* **Exercise**
Write out the entries verbatim and leave the images out of the copy.

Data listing
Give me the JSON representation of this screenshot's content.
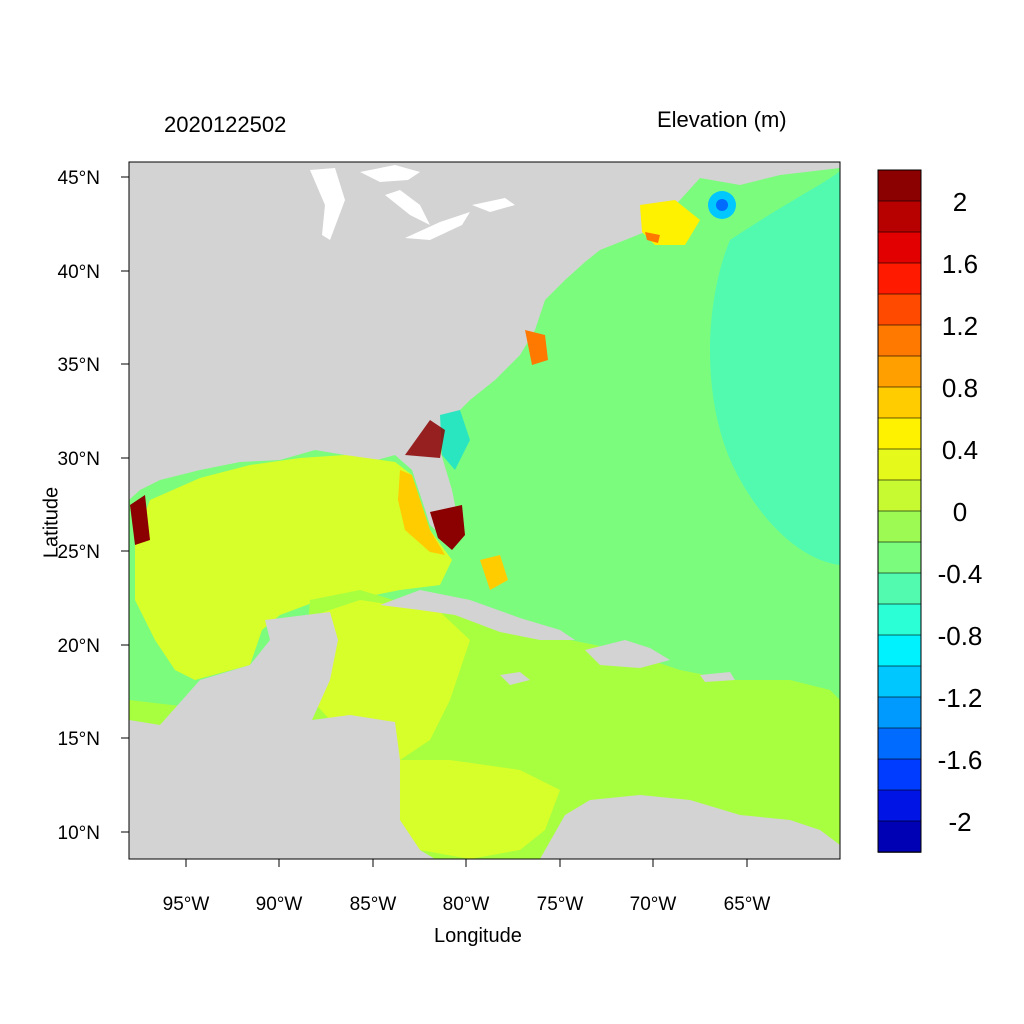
{
  "header": {
    "time_label": "2020122502",
    "variable_label": "Elevation (m)"
  },
  "axes": {
    "xlabel": "Longitude",
    "ylabel": "Latitude",
    "lon_ticks": [
      "95°W",
      "90°W",
      "85°W",
      "80°W",
      "75°W",
      "70°W",
      "65°W"
    ],
    "lat_ticks": [
      "45°N",
      "40°N",
      "35°N",
      "30°N",
      "25°N",
      "20°N",
      "15°N",
      "10°N"
    ]
  },
  "colorbar": {
    "labels": [
      "2",
      "1.6",
      "1.2",
      "0.8",
      "0.4",
      "0",
      "-0.4",
      "-0.8",
      "-1.2",
      "-1.6",
      "-2"
    ],
    "colors": [
      "#8b0000",
      "#b70000",
      "#e20000",
      "#ff1a00",
      "#ff4a00",
      "#ff7800",
      "#ff9f00",
      "#ffcc00",
      "#fff200",
      "#e5fa1a",
      "#c8fa32",
      "#9dfa52",
      "#7cfc7c",
      "#52fab0",
      "#2affd6",
      "#00f2ff",
      "#00c8ff",
      "#009aff",
      "#006cff",
      "#003cff",
      "#0014e6",
      "#0000b4"
    ]
  },
  "map": {
    "land_color": "#d3d3d3",
    "atlantic_color": "#7cfc7c",
    "gulf_color": "#d7ff2a",
    "caribbean_color": "#a8ff40",
    "high_surge_color": "#8b0000",
    "low_water_color": "#2ae6c0"
  }
}
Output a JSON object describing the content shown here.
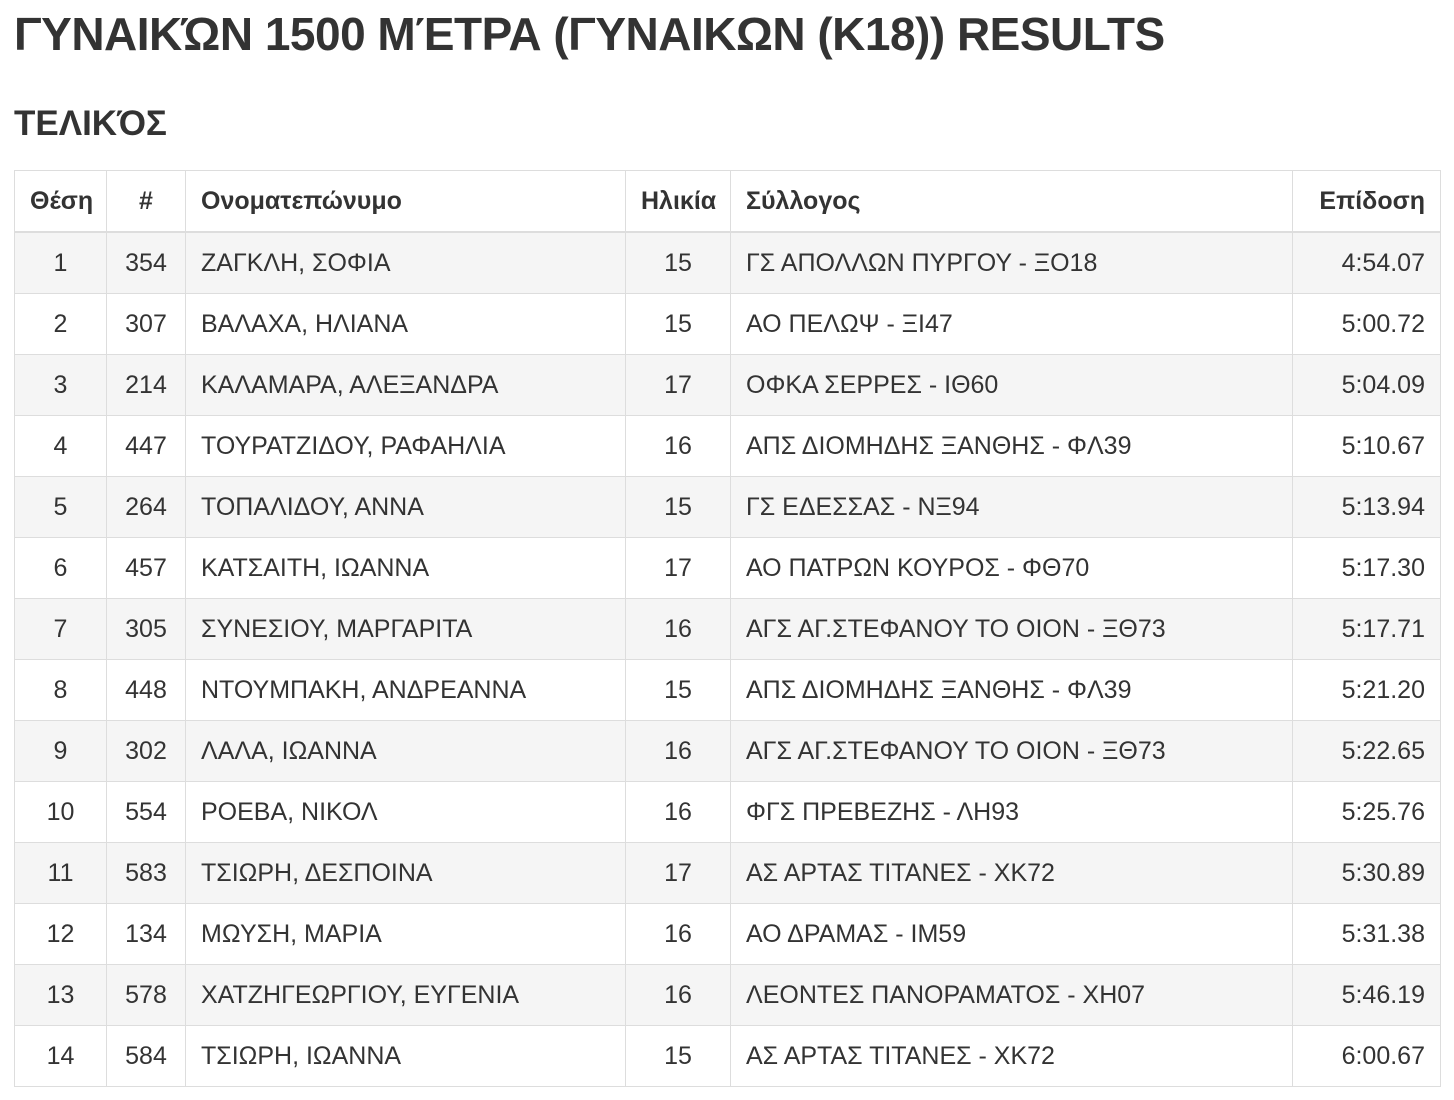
{
  "page": {
    "title": "ΓΥΝΑΙΚΏΝ 1500 ΜΈΤΡΑ (ΓΥΝΑΙΚΩΝ (Κ18)) RESULTS",
    "subtitle": "ΤΕΛΙΚΌΣ"
  },
  "colors": {
    "text": "#333333",
    "border": "#dddddd",
    "row_stripe": "#f5f5f5",
    "background": "#ffffff"
  },
  "results_table": {
    "columns": [
      {
        "key": "position",
        "label": "Θέση",
        "align": "center"
      },
      {
        "key": "bib",
        "label": "#",
        "align": "center"
      },
      {
        "key": "name",
        "label": "Ονοματεπώνυμο",
        "align": "left"
      },
      {
        "key": "age",
        "label": "Ηλικία",
        "align": "center"
      },
      {
        "key": "club",
        "label": "Σύλλογος",
        "align": "left"
      },
      {
        "key": "performance",
        "label": "Επίδοση",
        "align": "right"
      }
    ],
    "rows": [
      {
        "position": "1",
        "bib": "354",
        "name": "ΖΑΓΚΛΗ, ΣΟΦΙΑ",
        "age": "15",
        "club": "ΓΣ ΑΠΟΛΛΩΝ ΠΥΡΓΟΥ - ΞΟ18",
        "performance": "4:54.07"
      },
      {
        "position": "2",
        "bib": "307",
        "name": "ΒΑΛΑΧΑ, ΗΛΙΑΝΑ",
        "age": "15",
        "club": "ΑΟ ΠΕΛΩΨ - ΞΙ47",
        "performance": "5:00.72"
      },
      {
        "position": "3",
        "bib": "214",
        "name": "ΚΑΛΑΜΑΡΑ, ΑΛΕΞΑΝΔΡΑ",
        "age": "17",
        "club": "ΟΦΚΑ ΣΕΡΡΕΣ - ΙΘ60",
        "performance": "5:04.09"
      },
      {
        "position": "4",
        "bib": "447",
        "name": "ΤΟΥΡΑΤΖΙΔΟΥ, ΡΑΦΑΗΛΙΑ",
        "age": "16",
        "club": "ΑΠΣ ΔΙΟΜΗΔΗΣ ΞΑΝΘΗΣ - ΦΛ39",
        "performance": "5:10.67"
      },
      {
        "position": "5",
        "bib": "264",
        "name": "ΤΟΠΑΛΙΔΟΥ, ΑΝΝΑ",
        "age": "15",
        "club": "ΓΣ ΕΔΕΣΣΑΣ - ΝΞ94",
        "performance": "5:13.94"
      },
      {
        "position": "6",
        "bib": "457",
        "name": "ΚΑΤΣΑΙΤΗ, ΙΩΑΝΝΑ",
        "age": "17",
        "club": "ΑΟ ΠΑΤΡΩΝ ΚΟΥΡΟΣ - ΦΘ70",
        "performance": "5:17.30"
      },
      {
        "position": "7",
        "bib": "305",
        "name": "ΣΥΝΕΣΙΟΥ, ΜΑΡΓΑΡΙΤΑ",
        "age": "16",
        "club": "ΑΓΣ ΑΓ.ΣΤΕΦΑΝΟΥ ΤΟ ΟΙΟΝ - ΞΘ73",
        "performance": "5:17.71"
      },
      {
        "position": "8",
        "bib": "448",
        "name": "ΝΤΟΥΜΠΑΚΗ, ΑΝΔΡΕΑΝΝΑ",
        "age": "15",
        "club": "ΑΠΣ ΔΙΟΜΗΔΗΣ ΞΑΝΘΗΣ - ΦΛ39",
        "performance": "5:21.20"
      },
      {
        "position": "9",
        "bib": "302",
        "name": "ΛΑΛΑ, ΙΩΑΝΝΑ",
        "age": "16",
        "club": "ΑΓΣ ΑΓ.ΣΤΕΦΑΝΟΥ ΤΟ ΟΙΟΝ - ΞΘ73",
        "performance": "5:22.65"
      },
      {
        "position": "10",
        "bib": "554",
        "name": "ΡΟΕΒΑ, ΝΙΚΟΛ",
        "age": "16",
        "club": "ΦΓΣ ΠΡΕΒΕΖΗΣ - ΛΗ93",
        "performance": "5:25.76"
      },
      {
        "position": "11",
        "bib": "583",
        "name": "ΤΣΙΩΡΗ, ΔΕΣΠΟΙΝΑ",
        "age": "17",
        "club": "ΑΣ ΑΡΤΑΣ ΤΙΤΑΝΕΣ - ΧΚ72",
        "performance": "5:30.89"
      },
      {
        "position": "12",
        "bib": "134",
        "name": "ΜΩΥΣΗ, ΜΑΡΙΑ",
        "age": "16",
        "club": "ΑΟ ΔΡΑΜΑΣ - ΙΜ59",
        "performance": "5:31.38"
      },
      {
        "position": "13",
        "bib": "578",
        "name": "ΧΑΤΖΗΓΕΩΡΓΙΟΥ, ΕΥΓΕΝΙΑ",
        "age": "16",
        "club": "ΛΕΟΝΤΕΣ ΠΑΝΟΡΑΜΑΤΟΣ - ΧΗ07",
        "performance": "5:46.19"
      },
      {
        "position": "14",
        "bib": "584",
        "name": "ΤΣΙΩΡΗ, ΙΩΑΝΝΑ",
        "age": "15",
        "club": "ΑΣ ΑΡΤΑΣ ΤΙΤΑΝΕΣ - ΧΚ72",
        "performance": "6:00.67"
      }
    ]
  }
}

* **Worked solution**
Give me the JSON representation of this screenshot's content.
{
  "header": {
    "time_label": "2020122502",
    "variable_label": "Elevation (m)"
  },
  "axes": {
    "xlabel": "Longitude",
    "ylabel": "Latitude",
    "lon_ticks": [
      "95°W",
      "90°W",
      "85°W",
      "80°W",
      "75°W",
      "70°W",
      "65°W"
    ],
    "lat_ticks": [
      "45°N",
      "40°N",
      "35°N",
      "30°N",
      "25°N",
      "20°N",
      "15°N",
      "10°N"
    ]
  },
  "colorbar": {
    "labels": [
      "2",
      "1.6",
      "1.2",
      "0.8",
      "0.4",
      "0",
      "-0.4",
      "-0.8",
      "-1.2",
      "-1.6",
      "-2"
    ],
    "colors": [
      "#8b0000",
      "#b70000",
      "#e20000",
      "#ff1a00",
      "#ff4a00",
      "#ff7800",
      "#ff9f00",
      "#ffcc00",
      "#fff200",
      "#e5fa1a",
      "#c8fa32",
      "#9dfa52",
      "#7cfc7c",
      "#52fab0",
      "#2affd6",
      "#00f2ff",
      "#00c8ff",
      "#009aff",
      "#006cff",
      "#003cff",
      "#0014e6",
      "#0000b4"
    ]
  },
  "map": {
    "land_color": "#d3d3d3",
    "atlantic_color": "#7cfc7c",
    "gulf_color": "#d7ff2a",
    "caribbean_color": "#a8ff40",
    "high_surge_color": "#8b0000",
    "low_water_color": "#2ae6c0"
  }
}
Output a JSON object describing the content shown here.
{
  "page": {
    "title": "ΓΥΝΑΙΚΏΝ 1500 ΜΈΤΡΑ (ΓΥΝΑΙΚΩΝ (Κ18)) RESULTS",
    "subtitle": "ΤΕΛΙΚΌΣ"
  },
  "colors": {
    "text": "#333333",
    "border": "#dddddd",
    "row_stripe": "#f5f5f5",
    "background": "#ffffff"
  },
  "results_table": {
    "columns": [
      {
        "key": "position",
        "label": "Θέση",
        "align": "center"
      },
      {
        "key": "bib",
        "label": "#",
        "align": "center"
      },
      {
        "key": "name",
        "label": "Ονοματεπώνυμο",
        "align": "left"
      },
      {
        "key": "age",
        "label": "Ηλικία",
        "align": "center"
      },
      {
        "key": "club",
        "label": "Σύλλογος",
        "align": "left"
      },
      {
        "key": "performance",
        "label": "Επίδοση",
        "align": "right"
      }
    ],
    "rows": [
      {
        "position": "1",
        "bib": "354",
        "name": "ΖΑΓΚΛΗ, ΣΟΦΙΑ",
        "age": "15",
        "club": "ΓΣ ΑΠΟΛΛΩΝ ΠΥΡΓΟΥ - ΞΟ18",
        "performance": "4:54.07"
      },
      {
        "position": "2",
        "bib": "307",
        "name": "ΒΑΛΑΧΑ, ΗΛΙΑΝΑ",
        "age": "15",
        "club": "ΑΟ ΠΕΛΩΨ - ΞΙ47",
        "performance": "5:00.72"
      },
      {
        "position": "3",
        "bib": "214",
        "name": "ΚΑΛΑΜΑΡΑ, ΑΛΕΞΑΝΔΡΑ",
        "age": "17",
        "club": "ΟΦΚΑ ΣΕΡΡΕΣ - ΙΘ60",
        "performance": "5:04.09"
      },
      {
        "position": "4",
        "bib": "447",
        "name": "ΤΟΥΡΑΤΖΙΔΟΥ, ΡΑΦΑΗΛΙΑ",
        "age": "16",
        "club": "ΑΠΣ ΔΙΟΜΗΔΗΣ ΞΑΝΘΗΣ - ΦΛ39",
        "performance": "5:10.67"
      },
      {
        "position": "5",
        "bib": "264",
        "name": "ΤΟΠΑΛΙΔΟΥ, ΑΝΝΑ",
        "age": "15",
        "club": "ΓΣ ΕΔΕΣΣΑΣ - ΝΞ94",
        "performance": "5:13.94"
      },
      {
        "position": "6",
        "bib": "457",
        "name": "ΚΑΤΣΑΙΤΗ, ΙΩΑΝΝΑ",
        "age": "17",
        "club": "ΑΟ ΠΑΤΡΩΝ ΚΟΥΡΟΣ - ΦΘ70",
        "performance": "5:17.30"
      },
      {
        "position": "7",
        "bib": "305",
        "name": "ΣΥΝΕΣΙΟΥ, ΜΑΡΓΑΡΙΤΑ",
        "age": "16",
        "club": "ΑΓΣ ΑΓ.ΣΤΕΦΑΝΟΥ ΤΟ ΟΙΟΝ - ΞΘ73",
        "performance": "5:17.71"
      },
      {
        "position": "8",
        "bib": "448",
        "name": "ΝΤΟΥΜΠΑΚΗ, ΑΝΔΡΕΑΝΝΑ",
        "age": "15",
        "club": "ΑΠΣ ΔΙΟΜΗΔΗΣ ΞΑΝΘΗΣ - ΦΛ39",
        "performance": "5:21.20"
      },
      {
        "position": "9",
        "bib": "302",
        "name": "ΛΑΛΑ, ΙΩΑΝΝΑ",
        "age": "16",
        "club": "ΑΓΣ ΑΓ.ΣΤΕΦΑΝΟΥ ΤΟ ΟΙΟΝ - ΞΘ73",
        "performance": "5:22.65"
      },
      {
        "position": "10",
        "bib": "554",
        "name": "ΡΟΕΒΑ, ΝΙΚΟΛ",
        "age": "16",
        "club": "ΦΓΣ ΠΡΕΒΕΖΗΣ - ΛΗ93",
        "performance": "5:25.76"
      },
      {
        "position": "11",
        "bib": "583",
        "name": "ΤΣΙΩΡΗ, ΔΕΣΠΟΙΝΑ",
        "age": "17",
        "club": "ΑΣ ΑΡΤΑΣ ΤΙΤΑΝΕΣ - ΧΚ72",
        "performance": "5:30.89"
      },
      {
        "position": "12",
        "bib": "134",
        "name": "ΜΩΥΣΗ, ΜΑΡΙΑ",
        "age": "16",
        "club": "ΑΟ ΔΡΑΜΑΣ - ΙΜ59",
        "performance": "5:31.38"
      },
      {
        "position": "13",
        "bib": "578",
        "name": "ΧΑΤΖΗΓΕΩΡΓΙΟΥ, ΕΥΓΕΝΙΑ",
        "age": "16",
        "club": "ΛΕΟΝΤΕΣ ΠΑΝΟΡΑΜΑΤΟΣ - ΧΗ07",
        "performance": "5:46.19"
      },
      {
        "position": "14",
        "bib": "584",
        "name": "ΤΣΙΩΡΗ, ΙΩΑΝΝΑ",
        "age": "15",
        "club": "ΑΣ ΑΡΤΑΣ ΤΙΤΑΝΕΣ - ΧΚ72",
        "performance": "6:00.67"
      }
    ]
  }
}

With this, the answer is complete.